-------- Data section

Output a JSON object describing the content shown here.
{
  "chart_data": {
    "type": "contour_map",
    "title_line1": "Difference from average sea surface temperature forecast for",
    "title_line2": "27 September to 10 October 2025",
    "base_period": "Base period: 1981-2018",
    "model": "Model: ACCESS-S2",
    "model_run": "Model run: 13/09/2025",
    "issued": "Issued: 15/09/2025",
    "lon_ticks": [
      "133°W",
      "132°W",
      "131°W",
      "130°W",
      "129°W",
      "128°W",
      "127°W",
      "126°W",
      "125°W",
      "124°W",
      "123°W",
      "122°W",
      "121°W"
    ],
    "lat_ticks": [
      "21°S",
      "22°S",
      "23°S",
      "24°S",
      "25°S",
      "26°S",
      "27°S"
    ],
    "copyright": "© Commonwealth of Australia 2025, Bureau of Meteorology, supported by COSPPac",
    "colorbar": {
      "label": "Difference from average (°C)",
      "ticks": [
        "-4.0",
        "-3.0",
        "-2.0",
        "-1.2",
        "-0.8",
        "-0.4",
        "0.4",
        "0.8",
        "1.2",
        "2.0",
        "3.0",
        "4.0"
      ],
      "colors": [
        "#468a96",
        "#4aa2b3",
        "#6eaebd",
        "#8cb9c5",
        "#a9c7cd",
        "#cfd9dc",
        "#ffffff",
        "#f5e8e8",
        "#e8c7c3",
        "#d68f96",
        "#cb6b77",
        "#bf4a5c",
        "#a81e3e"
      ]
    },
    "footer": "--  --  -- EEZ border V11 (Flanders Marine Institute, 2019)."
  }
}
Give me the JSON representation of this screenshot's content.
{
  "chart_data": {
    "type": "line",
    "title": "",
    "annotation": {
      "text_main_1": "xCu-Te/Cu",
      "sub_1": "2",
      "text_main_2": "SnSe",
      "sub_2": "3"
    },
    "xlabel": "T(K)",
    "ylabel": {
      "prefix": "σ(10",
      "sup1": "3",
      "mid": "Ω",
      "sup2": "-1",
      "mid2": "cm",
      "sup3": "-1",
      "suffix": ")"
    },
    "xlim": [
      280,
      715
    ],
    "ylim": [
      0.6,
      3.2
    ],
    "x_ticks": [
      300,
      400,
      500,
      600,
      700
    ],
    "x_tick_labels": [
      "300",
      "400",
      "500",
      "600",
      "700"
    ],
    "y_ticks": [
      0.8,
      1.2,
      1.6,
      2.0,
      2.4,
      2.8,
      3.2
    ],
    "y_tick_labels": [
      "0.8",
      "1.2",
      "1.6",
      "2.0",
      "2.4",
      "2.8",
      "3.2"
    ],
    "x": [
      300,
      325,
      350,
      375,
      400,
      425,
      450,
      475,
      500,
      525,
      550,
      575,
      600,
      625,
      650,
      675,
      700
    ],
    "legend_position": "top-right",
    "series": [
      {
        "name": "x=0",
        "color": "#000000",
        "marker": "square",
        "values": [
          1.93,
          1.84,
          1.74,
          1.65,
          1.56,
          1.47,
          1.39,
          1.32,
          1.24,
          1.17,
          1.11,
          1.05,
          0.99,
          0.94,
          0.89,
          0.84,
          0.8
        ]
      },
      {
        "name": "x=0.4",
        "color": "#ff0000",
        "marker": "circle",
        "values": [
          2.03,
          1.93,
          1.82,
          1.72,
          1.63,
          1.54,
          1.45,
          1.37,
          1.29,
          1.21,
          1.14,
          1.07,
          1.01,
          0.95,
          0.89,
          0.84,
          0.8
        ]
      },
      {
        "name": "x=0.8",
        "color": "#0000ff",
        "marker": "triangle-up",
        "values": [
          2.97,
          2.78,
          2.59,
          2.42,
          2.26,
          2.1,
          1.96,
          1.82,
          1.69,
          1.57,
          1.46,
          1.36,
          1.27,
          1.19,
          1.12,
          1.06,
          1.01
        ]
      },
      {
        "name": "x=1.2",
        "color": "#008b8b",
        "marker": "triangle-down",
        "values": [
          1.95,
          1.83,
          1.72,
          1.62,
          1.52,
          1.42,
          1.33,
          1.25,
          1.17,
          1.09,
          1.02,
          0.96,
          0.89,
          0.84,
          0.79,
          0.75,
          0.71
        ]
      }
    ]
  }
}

----------------

Task directions
Check each line above for the string "content" and show the ones that have it.

Answer to the task
Output a JSON object describing the content shown here.
Give me the JSON representation of this screenshot's content.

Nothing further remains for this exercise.